- Required task
Skip the pictures. Copy all the rest of the records down exactly.

— begin —

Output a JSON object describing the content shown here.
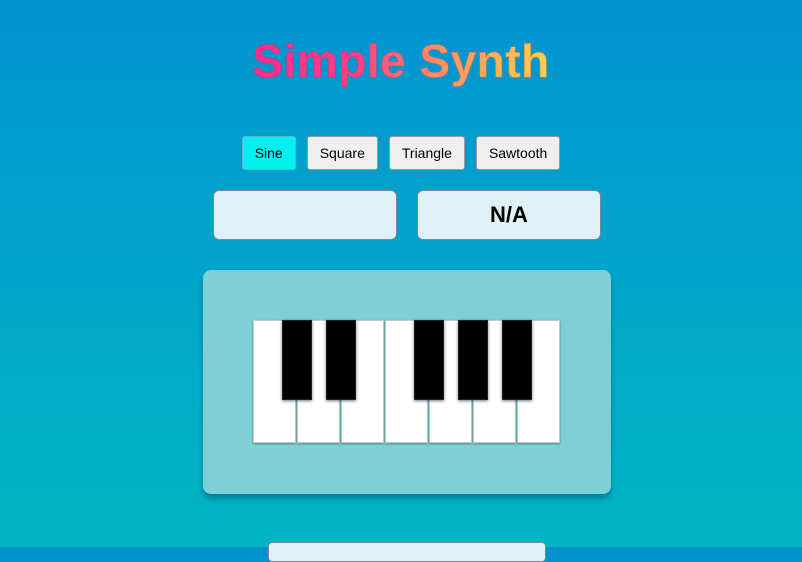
{
  "app": {
    "title": "Simple Synth"
  },
  "waveforms": [
    {
      "label": "Sine",
      "active": true
    },
    {
      "label": "Square",
      "active": false
    },
    {
      "label": "Triangle",
      "active": false
    },
    {
      "label": "Sawtooth",
      "active": false
    }
  ],
  "displays": {
    "left_value": "",
    "right_value": "N/A"
  },
  "keyboard": {
    "white_keys": 7,
    "black_keys": 5
  },
  "colors": {
    "active_waveform": "#00f0f0",
    "title_gradient_start": "#ff2d8e",
    "title_gradient_end": "#ffd34a",
    "panel": "#7dd0d4"
  }
}
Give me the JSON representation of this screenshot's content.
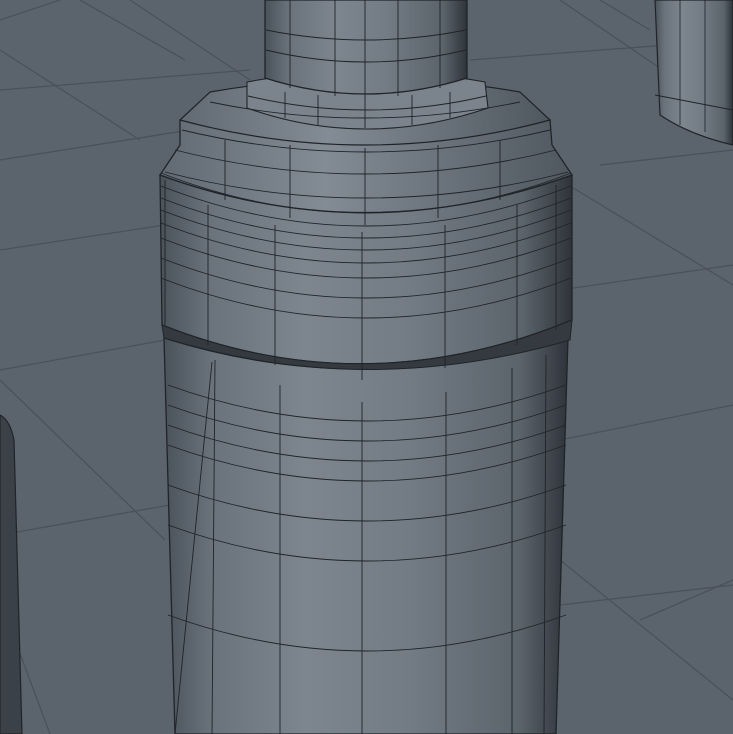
{
  "scene": {
    "kind": "3d-viewport-wireframe",
    "subject": "cylindrical-bottle-mesh",
    "colors": {
      "background": "#5b646d",
      "grid_line": "#4a5159",
      "mesh_light": "#7b858f",
      "mesh_mid": "#6a737c",
      "mesh_dark": "#3e454c",
      "wire": "#1f2428"
    }
  }
}
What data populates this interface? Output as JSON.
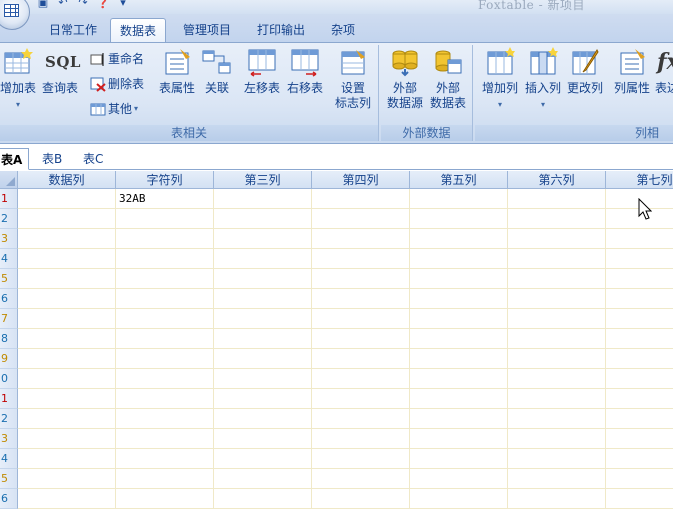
{
  "window": {
    "title": "Foxtable - 新项目",
    "quick_access": [
      "save-icon",
      "undo-icon",
      "redo-icon",
      "help-icon",
      "customize-icon"
    ]
  },
  "ribbon_tabs": [
    {
      "label": "日常工作",
      "active": false
    },
    {
      "label": "数据表",
      "active": true
    },
    {
      "label": "管理项目",
      "active": false
    },
    {
      "label": "打印输出",
      "active": false
    },
    {
      "label": "杂项",
      "active": false
    }
  ],
  "groups": {
    "table": {
      "label": "表相关",
      "add_table": "增加表",
      "query_table": "查询表",
      "sql_icon_text": "SQL",
      "rename": "重命名",
      "delete_table": "删除表",
      "other": "其他",
      "table_props": "表属性",
      "relation": "关联",
      "move_left": "左移表",
      "move_right": "右移表",
      "set_flag_col_1": "设置",
      "set_flag_col_2": "标志列"
    },
    "external": {
      "label": "外部数据",
      "ext_source_1": "外部",
      "ext_source_2": "数据源",
      "ext_table_1": "外部",
      "ext_table_2": "数据表"
    },
    "columns": {
      "label": "列相",
      "add_col": "增加列",
      "insert_col": "插入列",
      "change_col": "更改列",
      "col_props": "列属性",
      "expr_col": "表达",
      "fx_icon_text": "fx"
    }
  },
  "sheet_tabs": [
    {
      "label": "表A",
      "active": true
    },
    {
      "label": "表B",
      "active": false
    },
    {
      "label": "表C",
      "active": false
    }
  ],
  "grid": {
    "columns": [
      "数据列",
      "字符列",
      "第三列",
      "第四列",
      "第五列",
      "第六列",
      "第七列"
    ],
    "row_numbers": [
      "1",
      "2",
      "3",
      "4",
      "5",
      "6",
      "7",
      "8",
      "9",
      "0",
      "1",
      "2",
      "3",
      "4",
      "5",
      "6"
    ],
    "row_number_colors": [
      "#c00000",
      "#1a6fb0",
      "#c08a00",
      "#1a6fb0",
      "#c08a00",
      "#1a6fb0",
      "#c08a00",
      "#1a6fb0",
      "#c08a00",
      "#1a6fb0",
      "#c00000",
      "#1a6fb0",
      "#c08a00",
      "#1a6fb0",
      "#c08a00",
      "#1a6fb0"
    ],
    "rows": [
      [
        "",
        "32AB",
        "",
        "",
        "",
        "",
        ""
      ]
    ]
  },
  "colors": {
    "ribbon_text": "#15428b",
    "grid_line": "#f0e9c8"
  }
}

— end —

- Task output
Output a JSON object describing the content shown here.
{
  "app": {
    "title": "Simple Synth"
  },
  "waveforms": [
    {
      "label": "Sine",
      "active": true
    },
    {
      "label": "Square",
      "active": false
    },
    {
      "label": "Triangle",
      "active": false
    },
    {
      "label": "Sawtooth",
      "active": false
    }
  ],
  "displays": {
    "left_value": "",
    "right_value": "N/A"
  },
  "keyboard": {
    "white_keys": 7,
    "black_keys": 5
  },
  "colors": {
    "active_waveform": "#00f0f0",
    "title_gradient_start": "#ff2d8e",
    "title_gradient_end": "#ffd34a",
    "panel": "#7dd0d4"
  }
}
Give me the JSON representation of this screenshot's content.
{
  "scene": {
    "kind": "3d-viewport-wireframe",
    "subject": "cylindrical-bottle-mesh",
    "colors": {
      "background": "#5b646d",
      "grid_line": "#4a5159",
      "mesh_light": "#7b858f",
      "mesh_mid": "#6a737c",
      "mesh_dark": "#3e454c",
      "wire": "#1f2428"
    }
  }
}
What data populates this interface? Output as JSON.
{
  "window": {
    "title": "Foxtable - 新项目",
    "quick_access": [
      "save-icon",
      "undo-icon",
      "redo-icon",
      "help-icon",
      "customize-icon"
    ]
  },
  "ribbon_tabs": [
    {
      "label": "日常工作",
      "active": false
    },
    {
      "label": "数据表",
      "active": true
    },
    {
      "label": "管理项目",
      "active": false
    },
    {
      "label": "打印输出",
      "active": false
    },
    {
      "label": "杂项",
      "active": false
    }
  ],
  "groups": {
    "table": {
      "label": "表相关",
      "add_table": "增加表",
      "query_table": "查询表",
      "sql_icon_text": "SQL",
      "rename": "重命名",
      "delete_table": "删除表",
      "other": "其他",
      "table_props": "表属性",
      "relation": "关联",
      "move_left": "左移表",
      "move_right": "右移表",
      "set_flag_col_1": "设置",
      "set_flag_col_2": "标志列"
    },
    "external": {
      "label": "外部数据",
      "ext_source_1": "外部",
      "ext_source_2": "数据源",
      "ext_table_1": "外部",
      "ext_table_2": "数据表"
    },
    "columns": {
      "label": "列相",
      "add_col": "增加列",
      "insert_col": "插入列",
      "change_col": "更改列",
      "col_props": "列属性",
      "expr_col": "表达",
      "fx_icon_text": "fx"
    }
  },
  "sheet_tabs": [
    {
      "label": "表A",
      "active": true
    },
    {
      "label": "表B",
      "active": false
    },
    {
      "label": "表C",
      "active": false
    }
  ],
  "grid": {
    "columns": [
      "数据列",
      "字符列",
      "第三列",
      "第四列",
      "第五列",
      "第六列",
      "第七列"
    ],
    "row_numbers": [
      "1",
      "2",
      "3",
      "4",
      "5",
      "6",
      "7",
      "8",
      "9",
      "0",
      "1",
      "2",
      "3",
      "4",
      "5",
      "6"
    ],
    "row_number_colors": [
      "#c00000",
      "#1a6fb0",
      "#c08a00",
      "#1a6fb0",
      "#c08a00",
      "#1a6fb0",
      "#c08a00",
      "#1a6fb0",
      "#c08a00",
      "#1a6fb0",
      "#c00000",
      "#1a6fb0",
      "#c08a00",
      "#1a6fb0",
      "#c08a00",
      "#1a6fb0"
    ],
    "rows": [
      [
        "",
        "32AB",
        "",
        "",
        "",
        "",
        ""
      ]
    ]
  },
  "colors": {
    "ribbon_text": "#15428b",
    "grid_line": "#f0e9c8"
  }
}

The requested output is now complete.